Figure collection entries
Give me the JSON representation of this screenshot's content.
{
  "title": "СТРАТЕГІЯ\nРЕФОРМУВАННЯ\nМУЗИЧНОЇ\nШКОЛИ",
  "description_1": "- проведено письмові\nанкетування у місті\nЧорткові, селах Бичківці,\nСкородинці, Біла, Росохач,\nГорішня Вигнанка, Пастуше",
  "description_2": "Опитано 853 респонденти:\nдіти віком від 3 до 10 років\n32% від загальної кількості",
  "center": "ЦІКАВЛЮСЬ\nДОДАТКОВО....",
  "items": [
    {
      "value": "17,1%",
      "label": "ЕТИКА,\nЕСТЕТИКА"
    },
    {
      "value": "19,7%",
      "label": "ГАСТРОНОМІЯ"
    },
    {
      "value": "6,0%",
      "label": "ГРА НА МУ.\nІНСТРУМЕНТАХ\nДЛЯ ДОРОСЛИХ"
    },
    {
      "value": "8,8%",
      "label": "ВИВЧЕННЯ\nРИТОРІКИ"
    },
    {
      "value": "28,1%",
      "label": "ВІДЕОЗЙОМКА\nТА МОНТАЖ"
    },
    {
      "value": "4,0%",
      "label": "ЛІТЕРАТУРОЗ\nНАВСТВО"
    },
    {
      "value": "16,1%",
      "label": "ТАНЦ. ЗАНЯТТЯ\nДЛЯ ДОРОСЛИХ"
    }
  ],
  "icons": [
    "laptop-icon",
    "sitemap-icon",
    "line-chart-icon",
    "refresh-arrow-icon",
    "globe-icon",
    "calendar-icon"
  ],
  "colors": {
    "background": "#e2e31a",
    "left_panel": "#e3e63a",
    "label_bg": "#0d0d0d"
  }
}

__Directions for this task__: Select all lines in the listing above where the word "ДОРОСЛИХ" appears, and show them.

__Result__:
      "label": "ГРА НА МУ.\nІНСТРУМЕНТАХ\nДЛЯ ДОРОСЛИХ"
      "label": "ТАНЦ. ЗАНЯТТЯ\nДЛЯ ДОРОСЛИХ"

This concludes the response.